---------- DATA SUPPLIED ----------

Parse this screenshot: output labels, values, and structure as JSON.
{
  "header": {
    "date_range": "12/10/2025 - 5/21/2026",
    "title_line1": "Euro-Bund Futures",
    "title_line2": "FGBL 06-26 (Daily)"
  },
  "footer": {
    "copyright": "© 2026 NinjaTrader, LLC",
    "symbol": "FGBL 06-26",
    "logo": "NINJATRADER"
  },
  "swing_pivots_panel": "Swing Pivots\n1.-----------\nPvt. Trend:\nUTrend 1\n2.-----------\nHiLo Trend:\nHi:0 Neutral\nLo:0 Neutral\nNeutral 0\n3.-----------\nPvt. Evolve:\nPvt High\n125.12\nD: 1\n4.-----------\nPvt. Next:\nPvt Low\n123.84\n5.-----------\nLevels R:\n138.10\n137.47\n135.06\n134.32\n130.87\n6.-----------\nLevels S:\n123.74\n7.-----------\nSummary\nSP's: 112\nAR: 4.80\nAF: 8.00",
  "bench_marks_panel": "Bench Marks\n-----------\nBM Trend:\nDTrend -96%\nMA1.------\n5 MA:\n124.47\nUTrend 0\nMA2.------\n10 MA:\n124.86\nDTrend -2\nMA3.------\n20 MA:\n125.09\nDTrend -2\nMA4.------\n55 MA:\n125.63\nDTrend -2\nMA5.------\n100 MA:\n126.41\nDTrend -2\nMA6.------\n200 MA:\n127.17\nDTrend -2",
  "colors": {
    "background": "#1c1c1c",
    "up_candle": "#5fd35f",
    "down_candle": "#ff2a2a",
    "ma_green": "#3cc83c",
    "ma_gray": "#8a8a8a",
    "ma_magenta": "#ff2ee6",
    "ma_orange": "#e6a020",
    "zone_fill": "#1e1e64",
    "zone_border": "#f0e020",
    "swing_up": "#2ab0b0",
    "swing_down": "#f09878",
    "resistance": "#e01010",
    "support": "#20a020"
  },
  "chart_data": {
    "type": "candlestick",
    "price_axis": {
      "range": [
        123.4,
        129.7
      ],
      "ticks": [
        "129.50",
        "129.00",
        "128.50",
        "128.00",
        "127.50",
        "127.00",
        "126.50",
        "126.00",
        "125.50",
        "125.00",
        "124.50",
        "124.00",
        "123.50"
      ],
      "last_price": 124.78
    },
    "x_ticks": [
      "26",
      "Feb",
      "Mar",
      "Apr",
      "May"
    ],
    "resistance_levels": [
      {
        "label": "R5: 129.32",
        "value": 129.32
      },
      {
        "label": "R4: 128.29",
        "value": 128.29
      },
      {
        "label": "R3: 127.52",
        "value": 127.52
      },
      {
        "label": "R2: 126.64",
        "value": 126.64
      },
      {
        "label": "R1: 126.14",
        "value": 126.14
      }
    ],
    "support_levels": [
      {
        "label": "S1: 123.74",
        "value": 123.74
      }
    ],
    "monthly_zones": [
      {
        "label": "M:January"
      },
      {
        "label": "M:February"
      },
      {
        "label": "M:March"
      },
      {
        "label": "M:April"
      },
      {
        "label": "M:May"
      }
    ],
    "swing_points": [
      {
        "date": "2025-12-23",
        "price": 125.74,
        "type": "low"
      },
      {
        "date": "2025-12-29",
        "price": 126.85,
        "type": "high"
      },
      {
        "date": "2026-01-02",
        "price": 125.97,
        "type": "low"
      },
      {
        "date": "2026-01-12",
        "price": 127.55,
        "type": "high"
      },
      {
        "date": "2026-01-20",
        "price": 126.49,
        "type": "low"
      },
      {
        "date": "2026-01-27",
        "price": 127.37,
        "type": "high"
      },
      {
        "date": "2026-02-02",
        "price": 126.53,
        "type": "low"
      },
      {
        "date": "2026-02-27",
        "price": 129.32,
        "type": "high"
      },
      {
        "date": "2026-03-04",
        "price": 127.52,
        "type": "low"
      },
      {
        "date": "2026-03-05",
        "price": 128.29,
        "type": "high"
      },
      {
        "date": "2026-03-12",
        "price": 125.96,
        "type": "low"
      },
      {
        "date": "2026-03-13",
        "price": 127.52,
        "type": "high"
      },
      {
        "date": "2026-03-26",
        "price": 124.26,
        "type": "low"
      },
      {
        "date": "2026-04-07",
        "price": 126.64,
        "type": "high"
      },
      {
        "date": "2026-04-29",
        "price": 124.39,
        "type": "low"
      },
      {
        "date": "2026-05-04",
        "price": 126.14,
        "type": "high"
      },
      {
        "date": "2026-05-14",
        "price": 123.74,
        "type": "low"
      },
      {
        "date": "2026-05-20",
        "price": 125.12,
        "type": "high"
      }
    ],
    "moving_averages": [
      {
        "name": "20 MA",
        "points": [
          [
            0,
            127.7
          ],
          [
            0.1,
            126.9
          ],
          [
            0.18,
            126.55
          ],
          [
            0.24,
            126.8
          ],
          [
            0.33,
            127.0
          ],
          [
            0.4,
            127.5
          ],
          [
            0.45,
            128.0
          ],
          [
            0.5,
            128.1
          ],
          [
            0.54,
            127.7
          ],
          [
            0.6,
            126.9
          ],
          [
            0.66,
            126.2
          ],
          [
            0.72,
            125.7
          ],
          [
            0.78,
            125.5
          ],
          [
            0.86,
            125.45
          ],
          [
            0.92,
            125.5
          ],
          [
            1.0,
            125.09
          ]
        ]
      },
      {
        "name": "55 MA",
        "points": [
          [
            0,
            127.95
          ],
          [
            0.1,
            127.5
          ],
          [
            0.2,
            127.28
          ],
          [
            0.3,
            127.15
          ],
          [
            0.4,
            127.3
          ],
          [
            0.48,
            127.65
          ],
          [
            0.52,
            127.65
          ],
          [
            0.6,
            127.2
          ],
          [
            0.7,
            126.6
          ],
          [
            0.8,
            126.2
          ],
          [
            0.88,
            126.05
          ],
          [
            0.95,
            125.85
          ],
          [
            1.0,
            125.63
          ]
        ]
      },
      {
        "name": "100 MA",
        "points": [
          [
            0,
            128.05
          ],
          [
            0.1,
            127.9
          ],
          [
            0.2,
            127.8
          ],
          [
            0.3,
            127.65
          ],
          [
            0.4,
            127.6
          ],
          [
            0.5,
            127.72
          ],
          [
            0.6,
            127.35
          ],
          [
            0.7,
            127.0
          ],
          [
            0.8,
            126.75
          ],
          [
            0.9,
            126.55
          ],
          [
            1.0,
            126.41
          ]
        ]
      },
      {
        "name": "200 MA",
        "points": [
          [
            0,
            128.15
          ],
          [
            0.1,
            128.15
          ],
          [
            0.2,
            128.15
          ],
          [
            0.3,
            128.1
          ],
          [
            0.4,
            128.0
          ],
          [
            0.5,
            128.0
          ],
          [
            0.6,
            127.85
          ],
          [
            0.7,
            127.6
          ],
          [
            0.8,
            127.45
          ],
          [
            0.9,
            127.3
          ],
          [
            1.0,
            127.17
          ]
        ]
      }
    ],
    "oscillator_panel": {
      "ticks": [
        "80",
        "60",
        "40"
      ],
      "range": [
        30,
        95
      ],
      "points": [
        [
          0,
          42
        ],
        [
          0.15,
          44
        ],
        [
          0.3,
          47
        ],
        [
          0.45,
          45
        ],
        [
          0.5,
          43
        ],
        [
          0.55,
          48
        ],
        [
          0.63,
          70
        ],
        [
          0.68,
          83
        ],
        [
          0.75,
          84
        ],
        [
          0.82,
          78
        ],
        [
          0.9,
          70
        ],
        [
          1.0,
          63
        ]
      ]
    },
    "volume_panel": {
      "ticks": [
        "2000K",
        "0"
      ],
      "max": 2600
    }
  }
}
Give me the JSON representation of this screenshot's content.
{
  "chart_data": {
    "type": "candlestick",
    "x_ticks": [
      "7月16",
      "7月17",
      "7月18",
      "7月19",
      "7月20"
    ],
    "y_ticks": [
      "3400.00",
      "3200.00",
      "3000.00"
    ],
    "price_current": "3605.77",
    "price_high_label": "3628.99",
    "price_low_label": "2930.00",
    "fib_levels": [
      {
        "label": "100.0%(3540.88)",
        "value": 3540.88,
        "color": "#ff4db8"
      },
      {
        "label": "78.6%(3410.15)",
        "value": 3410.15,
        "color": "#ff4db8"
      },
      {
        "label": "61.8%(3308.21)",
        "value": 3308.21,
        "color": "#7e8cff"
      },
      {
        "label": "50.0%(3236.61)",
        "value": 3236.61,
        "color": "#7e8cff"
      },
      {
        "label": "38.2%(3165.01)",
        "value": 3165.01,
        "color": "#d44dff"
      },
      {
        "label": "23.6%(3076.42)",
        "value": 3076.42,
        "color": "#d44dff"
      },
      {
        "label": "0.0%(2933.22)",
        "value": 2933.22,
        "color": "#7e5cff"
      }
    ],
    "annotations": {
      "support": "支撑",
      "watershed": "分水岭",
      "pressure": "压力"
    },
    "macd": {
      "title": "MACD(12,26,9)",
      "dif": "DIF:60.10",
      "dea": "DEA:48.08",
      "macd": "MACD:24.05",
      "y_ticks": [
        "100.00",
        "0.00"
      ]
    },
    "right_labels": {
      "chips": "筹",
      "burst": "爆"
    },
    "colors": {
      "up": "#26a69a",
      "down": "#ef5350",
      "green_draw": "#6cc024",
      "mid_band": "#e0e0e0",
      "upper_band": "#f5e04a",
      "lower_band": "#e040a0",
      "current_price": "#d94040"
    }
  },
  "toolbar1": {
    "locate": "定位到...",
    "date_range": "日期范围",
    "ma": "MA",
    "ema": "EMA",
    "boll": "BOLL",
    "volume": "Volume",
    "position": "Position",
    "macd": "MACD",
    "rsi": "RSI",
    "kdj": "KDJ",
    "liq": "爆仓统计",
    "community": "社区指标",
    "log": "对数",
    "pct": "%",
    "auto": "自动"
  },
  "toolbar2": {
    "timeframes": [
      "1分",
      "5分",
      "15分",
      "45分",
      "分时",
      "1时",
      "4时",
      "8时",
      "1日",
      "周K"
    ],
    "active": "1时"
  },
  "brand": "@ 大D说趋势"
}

----------

▸ **THE PROBLEM**:
Select every line in the records above that contains the word "name".

▸ **ANSWER FOR THE TASK**:
        "name": "20 MA",
        "name": "55 MA",
        "name": "100 MA",
        "name": "200 MA",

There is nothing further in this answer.